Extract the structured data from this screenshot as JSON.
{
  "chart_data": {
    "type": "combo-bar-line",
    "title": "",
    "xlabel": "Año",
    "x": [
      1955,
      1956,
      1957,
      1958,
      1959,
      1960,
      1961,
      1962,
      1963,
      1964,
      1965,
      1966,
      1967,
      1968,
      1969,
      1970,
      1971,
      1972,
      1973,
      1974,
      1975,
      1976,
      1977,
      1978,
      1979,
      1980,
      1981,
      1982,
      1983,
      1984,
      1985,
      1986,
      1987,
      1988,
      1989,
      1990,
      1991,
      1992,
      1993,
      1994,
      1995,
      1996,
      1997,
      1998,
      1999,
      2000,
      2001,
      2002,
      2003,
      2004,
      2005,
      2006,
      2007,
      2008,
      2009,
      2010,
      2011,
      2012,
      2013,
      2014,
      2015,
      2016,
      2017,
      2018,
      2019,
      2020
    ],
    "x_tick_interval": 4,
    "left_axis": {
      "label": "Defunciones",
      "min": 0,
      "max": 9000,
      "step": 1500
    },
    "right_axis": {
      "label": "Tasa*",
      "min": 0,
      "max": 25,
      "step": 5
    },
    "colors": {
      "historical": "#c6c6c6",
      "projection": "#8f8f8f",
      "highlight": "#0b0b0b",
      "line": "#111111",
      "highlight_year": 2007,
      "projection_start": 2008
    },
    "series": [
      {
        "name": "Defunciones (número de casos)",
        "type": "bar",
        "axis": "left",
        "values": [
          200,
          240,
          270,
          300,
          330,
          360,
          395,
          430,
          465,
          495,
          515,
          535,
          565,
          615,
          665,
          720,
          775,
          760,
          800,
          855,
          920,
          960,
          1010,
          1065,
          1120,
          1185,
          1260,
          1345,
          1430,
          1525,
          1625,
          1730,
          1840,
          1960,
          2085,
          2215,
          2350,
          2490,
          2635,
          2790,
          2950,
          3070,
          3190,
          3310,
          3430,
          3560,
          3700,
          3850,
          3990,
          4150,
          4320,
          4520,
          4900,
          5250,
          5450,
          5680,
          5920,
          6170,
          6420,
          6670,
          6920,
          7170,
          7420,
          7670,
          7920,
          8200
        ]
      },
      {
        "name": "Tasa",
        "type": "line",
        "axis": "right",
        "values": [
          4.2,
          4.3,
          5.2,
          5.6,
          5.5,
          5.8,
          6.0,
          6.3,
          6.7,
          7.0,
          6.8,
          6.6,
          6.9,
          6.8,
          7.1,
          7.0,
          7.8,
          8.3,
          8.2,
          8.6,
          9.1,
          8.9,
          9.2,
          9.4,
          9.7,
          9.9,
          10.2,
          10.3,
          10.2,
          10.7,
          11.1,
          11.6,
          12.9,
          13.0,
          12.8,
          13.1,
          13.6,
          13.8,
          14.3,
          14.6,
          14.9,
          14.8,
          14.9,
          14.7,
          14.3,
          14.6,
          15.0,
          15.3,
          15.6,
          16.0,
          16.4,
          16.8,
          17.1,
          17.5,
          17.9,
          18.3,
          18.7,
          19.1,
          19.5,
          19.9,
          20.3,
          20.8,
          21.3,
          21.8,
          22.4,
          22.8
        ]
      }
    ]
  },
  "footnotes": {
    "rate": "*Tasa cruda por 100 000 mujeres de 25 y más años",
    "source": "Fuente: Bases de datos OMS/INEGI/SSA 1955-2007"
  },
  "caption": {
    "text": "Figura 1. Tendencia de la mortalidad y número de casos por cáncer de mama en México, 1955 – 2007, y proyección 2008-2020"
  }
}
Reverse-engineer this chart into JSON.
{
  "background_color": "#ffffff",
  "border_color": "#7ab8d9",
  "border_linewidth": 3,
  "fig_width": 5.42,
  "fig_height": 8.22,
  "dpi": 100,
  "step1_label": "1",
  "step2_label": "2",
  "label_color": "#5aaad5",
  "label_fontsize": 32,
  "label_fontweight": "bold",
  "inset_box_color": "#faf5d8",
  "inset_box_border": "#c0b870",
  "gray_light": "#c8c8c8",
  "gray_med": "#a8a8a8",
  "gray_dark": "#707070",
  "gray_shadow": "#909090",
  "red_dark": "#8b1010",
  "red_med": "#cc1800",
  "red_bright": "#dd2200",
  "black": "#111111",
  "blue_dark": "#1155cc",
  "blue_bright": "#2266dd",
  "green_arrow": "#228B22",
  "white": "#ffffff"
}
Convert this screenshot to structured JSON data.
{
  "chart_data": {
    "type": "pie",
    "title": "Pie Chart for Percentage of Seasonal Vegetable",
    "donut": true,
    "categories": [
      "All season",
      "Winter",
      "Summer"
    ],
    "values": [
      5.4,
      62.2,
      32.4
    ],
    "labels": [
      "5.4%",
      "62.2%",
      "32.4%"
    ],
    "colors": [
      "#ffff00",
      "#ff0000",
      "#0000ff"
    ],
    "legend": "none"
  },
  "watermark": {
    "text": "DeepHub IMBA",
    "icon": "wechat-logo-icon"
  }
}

━━━━

** Directive **
Produce an exact copy of the whole listing.

** Task response **
Extract the structured data from this screenshot as JSON.
{
  "chart_data": {
    "type": "combo-bar-line",
    "title": "",
    "xlabel": "Año",
    "x": [
      1955,
      1956,
      1957,
      1958,
      1959,
      1960,
      1961,
      1962,
      1963,
      1964,
      1965,
      1966,
      1967,
      1968,
      1969,
      1970,
      1971,
      1972,
      1973,
      1974,
      1975,
      1976,
      1977,
      1978,
      1979,
      1980,
      1981,
      1982,
      1983,
      1984,
      1985,
      1986,
      1987,
      1988,
      1989,
      1990,
      1991,
      1992,
      1993,
      1994,
      1995,
      1996,
      1997,
      1998,
      1999,
      2000,
      2001,
      2002,
      2003,
      2004,
      2005,
      2006,
      2007,
      2008,
      2009,
      2010,
      2011,
      2012,
      2013,
      2014,
      2015,
      2016,
      2017,
      2018,
      2019,
      2020
    ],
    "x_tick_interval": 4,
    "left_axis": {
      "label": "Defunciones",
      "min": 0,
      "max": 9000,
      "step": 1500
    },
    "right_axis": {
      "label": "Tasa*",
      "min": 0,
      "max": 25,
      "step": 5
    },
    "colors": {
      "historical": "#c6c6c6",
      "projection": "#8f8f8f",
      "highlight": "#0b0b0b",
      "line": "#111111",
      "highlight_year": 2007,
      "projection_start": 2008
    },
    "series": [
      {
        "name": "Defunciones (número de casos)",
        "type": "bar",
        "axis": "left",
        "values": [
          200,
          240,
          270,
          300,
          330,
          360,
          395,
          430,
          465,
          495,
          515,
          535,
          565,
          615,
          665,
          720,
          775,
          760,
          800,
          855,
          920,
          960,
          1010,
          1065,
          1120,
          1185,
          1260,
          1345,
          1430,
          1525,
          1625,
          1730,
          1840,
          1960,
          2085,
          2215,
          2350,
          2490,
          2635,
          2790,
          2950,
          3070,
          3190,
          3310,
          3430,
          3560,
          3700,
          3850,
          3990,
          4150,
          4320,
          4520,
          4900,
          5250,
          5450,
          5680,
          5920,
          6170,
          6420,
          6670,
          6920,
          7170,
          7420,
          7670,
          7920,
          8200
        ]
      },
      {
        "name": "Tasa",
        "type": "line",
        "axis": "right",
        "values": [
          4.2,
          4.3,
          5.2,
          5.6,
          5.5,
          5.8,
          6.0,
          6.3,
          6.7,
          7.0,
          6.8,
          6.6,
          6.9,
          6.8,
          7.1,
          7.0,
          7.8,
          8.3,
          8.2,
          8.6,
          9.1,
          8.9,
          9.2,
          9.4,
          9.7,
          9.9,
          10.2,
          10.3,
          10.2,
          10.7,
          11.1,
          11.6,
          12.9,
          13.0,
          12.8,
          13.1,
          13.6,
          13.8,
          14.3,
          14.6,
          14.9,
          14.8,
          14.9,
          14.7,
          14.3,
          14.6,
          15.0,
          15.3,
          15.6,
          16.0,
          16.4,
          16.8,
          17.1,
          17.5,
          17.9,
          18.3,
          18.7,
          19.1,
          19.5,
          19.9,
          20.3,
          20.8,
          21.3,
          21.8,
          22.4,
          22.8
        ]
      }
    ]
  },
  "footnotes": {
    "rate": "*Tasa cruda por 100 000 mujeres de 25 y más años",
    "source": "Fuente: Bases de datos OMS/INEGI/SSA 1955-2007"
  },
  "caption": {
    "text": "Figura 1. Tendencia de la mortalidad y número de casos por cáncer de mama en México, 1955 – 2007, y proyección 2008-2020"
  }
}
Reverse-engineer this chart into JSON.
{
  "background_color": "#ffffff",
  "border_color": "#7ab8d9",
  "border_linewidth": 3,
  "fig_width": 5.42,
  "fig_height": 8.22,
  "dpi": 100,
  "step1_label": "1",
  "step2_label": "2",
  "label_color": "#5aaad5",
  "label_fontsize": 32,
  "label_fontweight": "bold",
  "inset_box_color": "#faf5d8",
  "inset_box_border": "#c0b870",
  "gray_light": "#c8c8c8",
  "gray_med": "#a8a8a8",
  "gray_dark": "#707070",
  "gray_shadow": "#909090",
  "red_dark": "#8b1010",
  "red_med": "#cc1800",
  "red_bright": "#dd2200",
  "black": "#111111",
  "blue_dark": "#1155cc",
  "blue_bright": "#2266dd",
  "green_arrow": "#228B22",
  "white": "#ffffff"
}
Convert this screenshot to structured JSON data.
{
  "chart_data": {
    "type": "pie",
    "title": "Pie Chart for Percentage of Seasonal Vegetable",
    "donut": true,
    "categories": [
      "All season",
      "Winter",
      "Summer"
    ],
    "values": [
      5.4,
      62.2,
      32.4
    ],
    "labels": [
      "5.4%",
      "62.2%",
      "32.4%"
    ],
    "colors": [
      "#ffff00",
      "#ff0000",
      "#0000ff"
    ],
    "legend": "none"
  },
  "watermark": {
    "text": "DeepHub IMBA",
    "icon": "wechat-logo-icon"
  }
}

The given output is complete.